Transcribe the material verbatim in full; the pictures do not belong in the copy.

□ □ □ □

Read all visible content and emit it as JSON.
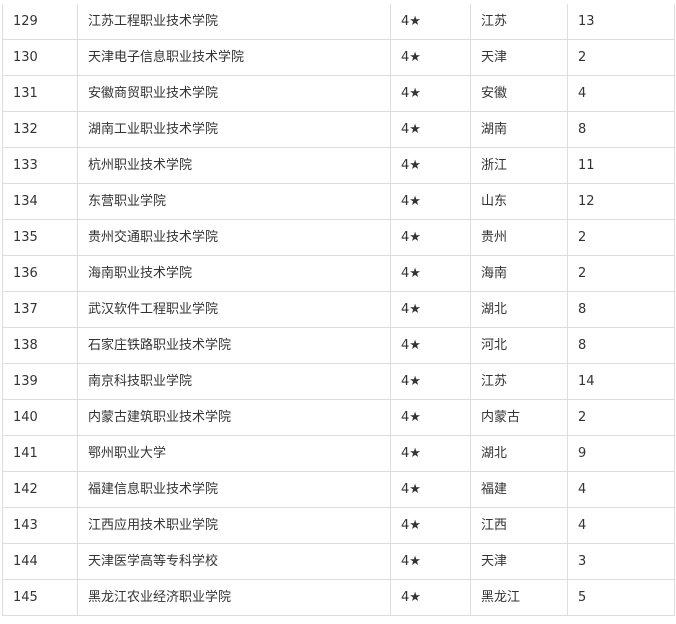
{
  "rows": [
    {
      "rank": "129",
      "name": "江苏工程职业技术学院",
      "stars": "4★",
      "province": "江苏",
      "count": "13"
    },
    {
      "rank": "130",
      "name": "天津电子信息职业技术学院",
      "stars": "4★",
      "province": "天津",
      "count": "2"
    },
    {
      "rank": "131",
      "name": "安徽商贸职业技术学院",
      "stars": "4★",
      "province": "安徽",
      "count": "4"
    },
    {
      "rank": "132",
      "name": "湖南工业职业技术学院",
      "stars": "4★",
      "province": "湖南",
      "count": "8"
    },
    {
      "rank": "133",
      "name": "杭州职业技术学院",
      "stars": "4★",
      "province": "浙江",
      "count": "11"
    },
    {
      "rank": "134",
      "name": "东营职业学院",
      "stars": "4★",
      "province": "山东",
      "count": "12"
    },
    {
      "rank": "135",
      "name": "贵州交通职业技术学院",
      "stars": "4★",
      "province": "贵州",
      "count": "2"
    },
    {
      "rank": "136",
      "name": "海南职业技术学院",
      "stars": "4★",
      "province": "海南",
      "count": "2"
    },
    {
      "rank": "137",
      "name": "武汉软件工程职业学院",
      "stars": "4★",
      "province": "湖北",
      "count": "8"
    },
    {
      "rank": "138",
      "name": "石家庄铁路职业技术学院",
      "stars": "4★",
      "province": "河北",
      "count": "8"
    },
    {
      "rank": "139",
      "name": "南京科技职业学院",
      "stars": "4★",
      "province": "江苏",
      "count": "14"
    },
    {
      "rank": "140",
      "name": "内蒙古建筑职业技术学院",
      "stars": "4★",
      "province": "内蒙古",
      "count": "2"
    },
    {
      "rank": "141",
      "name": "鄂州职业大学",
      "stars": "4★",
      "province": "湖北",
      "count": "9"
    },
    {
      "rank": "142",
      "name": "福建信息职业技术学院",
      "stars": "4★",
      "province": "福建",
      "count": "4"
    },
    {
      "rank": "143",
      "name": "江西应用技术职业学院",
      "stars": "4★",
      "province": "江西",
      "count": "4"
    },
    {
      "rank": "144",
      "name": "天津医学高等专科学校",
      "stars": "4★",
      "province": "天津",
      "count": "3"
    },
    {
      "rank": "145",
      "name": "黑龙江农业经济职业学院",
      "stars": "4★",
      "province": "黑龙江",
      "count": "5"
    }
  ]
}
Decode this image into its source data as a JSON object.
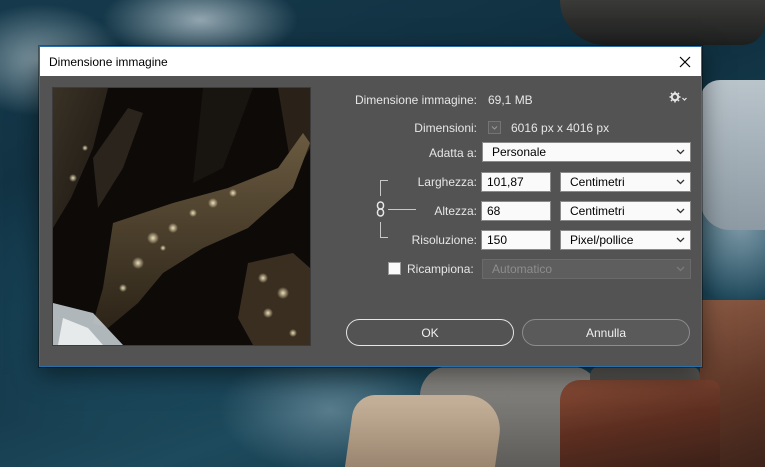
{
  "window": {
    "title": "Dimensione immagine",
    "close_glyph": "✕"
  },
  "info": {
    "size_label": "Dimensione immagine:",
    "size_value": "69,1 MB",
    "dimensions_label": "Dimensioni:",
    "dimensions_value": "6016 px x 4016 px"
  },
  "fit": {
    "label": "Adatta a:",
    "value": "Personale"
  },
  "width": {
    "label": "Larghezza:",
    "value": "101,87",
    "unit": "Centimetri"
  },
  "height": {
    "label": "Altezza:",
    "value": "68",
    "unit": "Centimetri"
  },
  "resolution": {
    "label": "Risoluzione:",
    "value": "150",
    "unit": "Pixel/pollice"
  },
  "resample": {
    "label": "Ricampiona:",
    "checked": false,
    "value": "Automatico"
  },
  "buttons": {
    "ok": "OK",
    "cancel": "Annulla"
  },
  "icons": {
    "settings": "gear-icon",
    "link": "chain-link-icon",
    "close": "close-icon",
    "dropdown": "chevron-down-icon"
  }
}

□ □ □ □

_Answer to this exercise_.
Read all visible content and emit it as JSON.
{
  "rows": [
    {
      "rank": "129",
      "name": "江苏工程职业技术学院",
      "stars": "4★",
      "province": "江苏",
      "count": "13"
    },
    {
      "rank": "130",
      "name": "天津电子信息职业技术学院",
      "stars": "4★",
      "province": "天津",
      "count": "2"
    },
    {
      "rank": "131",
      "name": "安徽商贸职业技术学院",
      "stars": "4★",
      "province": "安徽",
      "count": "4"
    },
    {
      "rank": "132",
      "name": "湖南工业职业技术学院",
      "stars": "4★",
      "province": "湖南",
      "count": "8"
    },
    {
      "rank": "133",
      "name": "杭州职业技术学院",
      "stars": "4★",
      "province": "浙江",
      "count": "11"
    },
    {
      "rank": "134",
      "name": "东营职业学院",
      "stars": "4★",
      "province": "山东",
      "count": "12"
    },
    {
      "rank": "135",
      "name": "贵州交通职业技术学院",
      "stars": "4★",
      "province": "贵州",
      "count": "2"
    },
    {
      "rank": "136",
      "name": "海南职业技术学院",
      "stars": "4★",
      "province": "海南",
      "count": "2"
    },
    {
      "rank": "137",
      "name": "武汉软件工程职业学院",
      "stars": "4★",
      "province": "湖北",
      "count": "8"
    },
    {
      "rank": "138",
      "name": "石家庄铁路职业技术学院",
      "stars": "4★",
      "province": "河北",
      "count": "8"
    },
    {
      "rank": "139",
      "name": "南京科技职业学院",
      "stars": "4★",
      "province": "江苏",
      "count": "14"
    },
    {
      "rank": "140",
      "name": "内蒙古建筑职业技术学院",
      "stars": "4★",
      "province": "内蒙古",
      "count": "2"
    },
    {
      "rank": "141",
      "name": "鄂州职业大学",
      "stars": "4★",
      "province": "湖北",
      "count": "9"
    },
    {
      "rank": "142",
      "name": "福建信息职业技术学院",
      "stars": "4★",
      "province": "福建",
      "count": "4"
    },
    {
      "rank": "143",
      "name": "江西应用技术职业学院",
      "stars": "4★",
      "province": "江西",
      "count": "4"
    },
    {
      "rank": "144",
      "name": "天津医学高等专科学校",
      "stars": "4★",
      "province": "天津",
      "count": "3"
    },
    {
      "rank": "145",
      "name": "黑龙江农业经济职业学院",
      "stars": "4★",
      "province": "黑龙江",
      "count": "5"
    }
  ]
}
Decode this image into its source data as a JSON object.
{
  "window": {
    "title": "Dimensione immagine",
    "close_glyph": "✕"
  },
  "info": {
    "size_label": "Dimensione immagine:",
    "size_value": "69,1 MB",
    "dimensions_label": "Dimensioni:",
    "dimensions_value": "6016 px x 4016 px"
  },
  "fit": {
    "label": "Adatta a:",
    "value": "Personale"
  },
  "width": {
    "label": "Larghezza:",
    "value": "101,87",
    "unit": "Centimetri"
  },
  "height": {
    "label": "Altezza:",
    "value": "68",
    "unit": "Centimetri"
  },
  "resolution": {
    "label": "Risoluzione:",
    "value": "150",
    "unit": "Pixel/pollice"
  },
  "resample": {
    "label": "Ricampiona:",
    "checked": false,
    "value": "Automatico"
  },
  "buttons": {
    "ok": "OK",
    "cancel": "Annulla"
  },
  "icons": {
    "settings": "gear-icon",
    "link": "chain-link-icon",
    "close": "close-icon",
    "dropdown": "chevron-down-icon"
  }
}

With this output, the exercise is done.